§ **Stated goal 1**
Answer these questions using the essay on the Purcell "Team."
(a) What name did the community of workers on the Purcell partnerships come to be known by collectively?
(b) In what year did Marion Alice Parker join the firm?
(c) Where did Parker open an arts and crafts shop after retiring?
§ **Stated goal 2**
In the essay on the Purcell "Team," please recast the paragraph beginning "The first drafter to be hired" as a short bulleted list that keeps its main facts.
§ **Stated goal 3**
Carry on the essay on the Purcell "Team" from the point where it stops.

Biographical essay in Guide to the William Gray Purcell Papers.
Copyright by Mark Hammons, 1985.

The changing community of draftsmen, artists, craftsmen, designers, contractors, and others who together carried out the work of the various Purcell architectural partnerships came to be known collectively as the "Team." These men and women shared a practical association based on the democratic ideals that inspired the progressive movement toward an indigenous American architecture. Many who worked for the Purcell office regarded the firm as the most challenging and interesting place to be employed and, in contrast to the majority of contemporary architect's offices, a situation where their active contribution to the production process was both recognized and appreciated. Their camaraderie as a fellowship was rooted not in time cards, salaries, or commission fees but in a common belief in the organic procedures through which they joined in the building art.

The first drafter to be hired for a regular position in the Purcell & Feick office was not a man but a woman, Marion Alice Parker (1875?-1935), who joined the firm in 1908. She moved to Minneapolis from New Hampshire, where she had gone to drafting school and gained her first practical experience at a woodmill owned by her uncle. She had worked for a series of firms before coming to Purcell & Feick. Parker was competent and dependable, and during the more than ten years she remained with the firm her previous eclectic attitude toward architectural design changed into a full commitment to the organic principles. After her departure from Purcell & Elmslie in 1919 she maintained her own successful practice in Minneapolis until she retired to open an arts and crafts shop in Laguna Beach, California. In a strange twist of fate, Parker died of a heart attack only a short distance from the Purcell estate in the Pasadena foothills while on the way to visit her old employer.

§ **Provided data**

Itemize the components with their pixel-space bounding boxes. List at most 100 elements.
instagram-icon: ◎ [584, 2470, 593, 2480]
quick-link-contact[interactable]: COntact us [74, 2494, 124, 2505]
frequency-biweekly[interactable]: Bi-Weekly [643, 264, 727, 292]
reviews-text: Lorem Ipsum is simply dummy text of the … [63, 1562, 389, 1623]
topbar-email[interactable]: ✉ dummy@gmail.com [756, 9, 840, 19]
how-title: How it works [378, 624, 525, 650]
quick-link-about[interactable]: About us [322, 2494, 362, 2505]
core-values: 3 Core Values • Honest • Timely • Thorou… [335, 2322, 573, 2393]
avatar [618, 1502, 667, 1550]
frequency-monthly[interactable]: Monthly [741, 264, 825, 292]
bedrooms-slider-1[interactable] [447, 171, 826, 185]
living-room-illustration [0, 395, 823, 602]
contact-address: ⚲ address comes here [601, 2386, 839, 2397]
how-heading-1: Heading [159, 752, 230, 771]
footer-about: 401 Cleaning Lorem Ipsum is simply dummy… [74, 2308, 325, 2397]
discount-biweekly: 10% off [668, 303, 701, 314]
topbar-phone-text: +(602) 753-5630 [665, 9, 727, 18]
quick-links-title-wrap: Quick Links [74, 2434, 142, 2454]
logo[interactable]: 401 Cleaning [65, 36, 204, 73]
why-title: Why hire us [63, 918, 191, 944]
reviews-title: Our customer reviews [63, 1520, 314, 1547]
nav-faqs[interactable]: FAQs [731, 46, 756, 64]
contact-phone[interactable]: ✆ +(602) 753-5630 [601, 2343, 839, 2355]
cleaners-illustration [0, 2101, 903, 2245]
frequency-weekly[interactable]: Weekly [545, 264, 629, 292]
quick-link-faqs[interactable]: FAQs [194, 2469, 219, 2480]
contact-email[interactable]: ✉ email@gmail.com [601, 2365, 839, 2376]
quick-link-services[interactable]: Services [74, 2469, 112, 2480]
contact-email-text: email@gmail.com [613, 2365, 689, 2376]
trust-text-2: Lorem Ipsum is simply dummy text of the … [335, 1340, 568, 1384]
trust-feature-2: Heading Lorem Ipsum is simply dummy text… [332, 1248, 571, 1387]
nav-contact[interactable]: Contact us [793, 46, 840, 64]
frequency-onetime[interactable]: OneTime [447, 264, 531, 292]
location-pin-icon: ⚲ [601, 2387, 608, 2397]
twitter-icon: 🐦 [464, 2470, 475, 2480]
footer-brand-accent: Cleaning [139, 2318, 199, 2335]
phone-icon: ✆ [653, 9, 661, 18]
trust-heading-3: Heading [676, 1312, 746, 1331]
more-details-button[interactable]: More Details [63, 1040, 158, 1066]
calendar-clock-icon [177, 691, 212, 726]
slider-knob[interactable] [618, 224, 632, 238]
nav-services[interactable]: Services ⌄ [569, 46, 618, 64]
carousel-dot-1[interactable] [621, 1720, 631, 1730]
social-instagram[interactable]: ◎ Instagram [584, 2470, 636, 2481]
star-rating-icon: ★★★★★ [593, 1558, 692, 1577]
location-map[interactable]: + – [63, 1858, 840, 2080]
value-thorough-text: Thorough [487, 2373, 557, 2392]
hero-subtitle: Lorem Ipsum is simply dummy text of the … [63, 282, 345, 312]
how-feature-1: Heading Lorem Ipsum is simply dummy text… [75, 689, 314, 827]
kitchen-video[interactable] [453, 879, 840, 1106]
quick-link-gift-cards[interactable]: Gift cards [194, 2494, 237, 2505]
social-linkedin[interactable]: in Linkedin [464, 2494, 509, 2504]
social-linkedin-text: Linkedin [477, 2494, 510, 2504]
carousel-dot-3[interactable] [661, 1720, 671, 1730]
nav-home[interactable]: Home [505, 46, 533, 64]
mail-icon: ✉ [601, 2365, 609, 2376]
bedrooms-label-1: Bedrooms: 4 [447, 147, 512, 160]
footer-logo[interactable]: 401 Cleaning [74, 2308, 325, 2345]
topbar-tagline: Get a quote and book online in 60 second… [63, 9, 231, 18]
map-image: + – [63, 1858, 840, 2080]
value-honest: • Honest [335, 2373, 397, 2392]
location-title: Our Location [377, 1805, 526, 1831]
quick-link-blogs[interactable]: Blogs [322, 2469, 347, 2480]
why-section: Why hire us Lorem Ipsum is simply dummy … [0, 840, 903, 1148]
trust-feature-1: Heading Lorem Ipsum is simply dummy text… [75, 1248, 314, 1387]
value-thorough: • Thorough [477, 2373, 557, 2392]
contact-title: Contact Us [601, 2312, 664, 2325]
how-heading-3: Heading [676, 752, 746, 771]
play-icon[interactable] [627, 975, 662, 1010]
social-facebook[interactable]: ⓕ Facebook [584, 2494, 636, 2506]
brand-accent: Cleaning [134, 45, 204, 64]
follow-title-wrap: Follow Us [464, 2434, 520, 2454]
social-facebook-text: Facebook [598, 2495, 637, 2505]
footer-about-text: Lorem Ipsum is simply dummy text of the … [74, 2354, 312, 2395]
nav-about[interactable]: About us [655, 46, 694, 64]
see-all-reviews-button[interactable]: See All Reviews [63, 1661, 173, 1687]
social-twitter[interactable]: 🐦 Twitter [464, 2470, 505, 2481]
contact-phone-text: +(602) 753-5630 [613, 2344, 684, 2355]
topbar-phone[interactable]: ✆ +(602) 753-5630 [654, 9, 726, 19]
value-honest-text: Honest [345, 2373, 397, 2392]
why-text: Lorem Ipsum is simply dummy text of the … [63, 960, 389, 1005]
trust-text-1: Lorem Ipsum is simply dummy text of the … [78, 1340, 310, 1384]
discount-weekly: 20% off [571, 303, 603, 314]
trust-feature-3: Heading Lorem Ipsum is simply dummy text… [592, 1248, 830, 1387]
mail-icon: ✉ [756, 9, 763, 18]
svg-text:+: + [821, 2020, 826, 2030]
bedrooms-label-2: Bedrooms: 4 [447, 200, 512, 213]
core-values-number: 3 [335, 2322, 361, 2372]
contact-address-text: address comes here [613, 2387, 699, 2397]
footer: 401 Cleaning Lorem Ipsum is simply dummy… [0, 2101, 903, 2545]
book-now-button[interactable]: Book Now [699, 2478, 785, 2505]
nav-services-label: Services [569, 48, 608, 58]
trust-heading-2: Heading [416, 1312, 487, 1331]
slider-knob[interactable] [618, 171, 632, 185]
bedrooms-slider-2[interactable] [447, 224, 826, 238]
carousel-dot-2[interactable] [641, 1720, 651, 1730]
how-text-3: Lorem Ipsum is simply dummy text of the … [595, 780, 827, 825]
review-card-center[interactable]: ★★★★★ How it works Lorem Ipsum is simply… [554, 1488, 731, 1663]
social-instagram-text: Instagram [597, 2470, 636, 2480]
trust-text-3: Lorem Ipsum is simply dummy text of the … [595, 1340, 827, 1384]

§ **Answer 1**
(a) The "Team."
(b) 1908.
(c) Laguna Beach, California.

§ **Answer 2**
- Marion Alice Parker (1875?–1935) was the first drafter hired for a regular position at Purcell & Feick, joining in 1908.
- She came to Minneapolis from New Hampshire, where she attended drafting school and first worked at her uncle's woodmill.
- She worked for several firms before joining Purcell & Feick.
- Competent and dependable, she stayed more than ten years, moving from an eclectic approach to a full commitment to organic principles.
- After leaving Purcell & Elmslie in 1919, she ran her own successful practice in Minneapolis.
- She later retired to open an arts and crafts shop in Laguna Beach, California.
- She died of a heart attack near the Purcell estate in the Pasadena foothills while on her way to visit her former employer.

§ **Answer 3**
Another drafter, Lawrence B. Clapp, also joined the Purcell & Feick office in 1908 and remained through the change of partnership to Purcell, Feick, & Elmslie until 1912. Clapp formed a particular attachment to George Elmslie and returned to work for him during the 1920s after the dissolution of Purcell & Elmslie. Clapp left the Midwest in 1929 to follow the boom in Florida real estate, where he suffered financial losses. After a short time in Alaska he returned to Chicago to sell watercolors made on his trip north and, like Parker, eventually moved to southern California. In 1935 he was living in Santa Barbara and participating in the artists colony fiesta in Laguna Beach.

In March of 1912 a drafter named Paul Haugen who was leaving the Purcell, Feick & Elmslie office was asked to find someone to fill his place before his departure. Haugen knew of Lawrence A. Fournier, who was unhappy with his position at the Minneapolis Ornamental Iron Works. Haugen arranged for Fournier to interview with Purcell and the drafter was offered the job. Although he had previous experience in the offices of Kees & Colburn and William Kenyon in Minneapolis, Fournier was at first self conscious about his carpenter drafter background and intimidated by the idea of working for a highly creative firm without the benefit of a formal education. Only a brief time back at his drafting board in the ironworks persuaded him to make the change, however, and the next day he telephoned Purcell to accept.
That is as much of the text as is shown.